[Stored data]
___
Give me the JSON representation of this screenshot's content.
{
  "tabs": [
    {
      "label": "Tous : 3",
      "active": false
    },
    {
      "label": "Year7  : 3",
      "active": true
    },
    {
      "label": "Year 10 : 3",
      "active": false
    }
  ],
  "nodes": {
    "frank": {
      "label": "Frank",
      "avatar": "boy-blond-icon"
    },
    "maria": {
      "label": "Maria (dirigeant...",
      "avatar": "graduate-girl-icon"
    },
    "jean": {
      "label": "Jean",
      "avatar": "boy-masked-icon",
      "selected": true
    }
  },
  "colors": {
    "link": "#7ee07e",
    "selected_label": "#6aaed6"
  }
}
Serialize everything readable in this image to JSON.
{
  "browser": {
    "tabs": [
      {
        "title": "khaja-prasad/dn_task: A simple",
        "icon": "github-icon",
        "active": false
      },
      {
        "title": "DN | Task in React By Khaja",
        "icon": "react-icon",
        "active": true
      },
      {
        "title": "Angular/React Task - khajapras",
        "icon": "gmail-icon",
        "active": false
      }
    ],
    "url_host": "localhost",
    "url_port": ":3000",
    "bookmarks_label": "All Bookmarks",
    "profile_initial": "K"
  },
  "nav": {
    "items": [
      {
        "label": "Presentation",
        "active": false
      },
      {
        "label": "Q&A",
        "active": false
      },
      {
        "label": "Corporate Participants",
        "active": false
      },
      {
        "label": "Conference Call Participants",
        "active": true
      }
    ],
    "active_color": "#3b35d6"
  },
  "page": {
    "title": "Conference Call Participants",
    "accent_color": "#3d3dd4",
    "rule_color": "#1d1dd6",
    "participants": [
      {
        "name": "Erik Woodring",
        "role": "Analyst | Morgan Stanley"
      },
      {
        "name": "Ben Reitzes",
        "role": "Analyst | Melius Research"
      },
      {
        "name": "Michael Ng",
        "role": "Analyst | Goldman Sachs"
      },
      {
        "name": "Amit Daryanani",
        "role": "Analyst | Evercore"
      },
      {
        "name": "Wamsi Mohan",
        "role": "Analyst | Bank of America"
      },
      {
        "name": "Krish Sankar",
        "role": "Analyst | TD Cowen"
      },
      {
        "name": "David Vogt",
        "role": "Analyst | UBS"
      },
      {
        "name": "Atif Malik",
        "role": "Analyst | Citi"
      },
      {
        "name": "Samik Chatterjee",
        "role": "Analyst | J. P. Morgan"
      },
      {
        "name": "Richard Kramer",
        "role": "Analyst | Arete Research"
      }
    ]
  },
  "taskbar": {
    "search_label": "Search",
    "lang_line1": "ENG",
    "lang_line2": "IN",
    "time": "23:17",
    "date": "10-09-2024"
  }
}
___
Repeat the material in full, exactly as it stands.

Give me the JSON representation of this screenshot's content.
{
  "tabs": [
    {
      "label": "Tous : 3",
      "active": false
    },
    {
      "label": "Year7  : 3",
      "active": true
    },
    {
      "label": "Year 10 : 3",
      "active": false
    }
  ],
  "nodes": {
    "frank": {
      "label": "Frank",
      "avatar": "boy-blond-icon"
    },
    "maria": {
      "label": "Maria (dirigeant...",
      "avatar": "graduate-girl-icon"
    },
    "jean": {
      "label": "Jean",
      "avatar": "boy-masked-icon",
      "selected": true
    }
  },
  "colors": {
    "link": "#7ee07e",
    "selected_label": "#6aaed6"
  }
}
Serialize everything readable in this image to JSON.
{
  "browser": {
    "tabs": [
      {
        "title": "khaja-prasad/dn_task: A simple",
        "icon": "github-icon",
        "active": false
      },
      {
        "title": "DN | Task in React By Khaja",
        "icon": "react-icon",
        "active": true
      },
      {
        "title": "Angular/React Task - khajapras",
        "icon": "gmail-icon",
        "active": false
      }
    ],
    "url_host": "localhost",
    "url_port": ":3000",
    "bookmarks_label": "All Bookmarks",
    "profile_initial": "K"
  },
  "nav": {
    "items": [
      {
        "label": "Presentation",
        "active": false
      },
      {
        "label": "Q&A",
        "active": false
      },
      {
        "label": "Corporate Participants",
        "active": false
      },
      {
        "label": "Conference Call Participants",
        "active": true
      }
    ],
    "active_color": "#3b35d6"
  },
  "page": {
    "title": "Conference Call Participants",
    "accent_color": "#3d3dd4",
    "rule_color": "#1d1dd6",
    "participants": [
      {
        "name": "Erik Woodring",
        "role": "Analyst | Morgan Stanley"
      },
      {
        "name": "Ben Reitzes",
        "role": "Analyst | Melius Research"
      },
      {
        "name": "Michael Ng",
        "role": "Analyst | Goldman Sachs"
      },
      {
        "name": "Amit Daryanani",
        "role": "Analyst | Evercore"
      },
      {
        "name": "Wamsi Mohan",
        "role": "Analyst | Bank of America"
      },
      {
        "name": "Krish Sankar",
        "role": "Analyst | TD Cowen"
      },
      {
        "name": "David Vogt",
        "role": "Analyst | UBS"
      },
      {
        "name": "Atif Malik",
        "role": "Analyst | Citi"
      },
      {
        "name": "Samik Chatterjee",
        "role": "Analyst | J. P. Morgan"
      },
      {
        "name": "Richard Kramer",
        "role": "Analyst | Arete Research"
      }
    ]
  },
  "taskbar": {
    "search_label": "Search",
    "lang_line1": "ENG",
    "lang_line2": "IN",
    "time": "23:17",
    "date": "10-09-2024"
  }
}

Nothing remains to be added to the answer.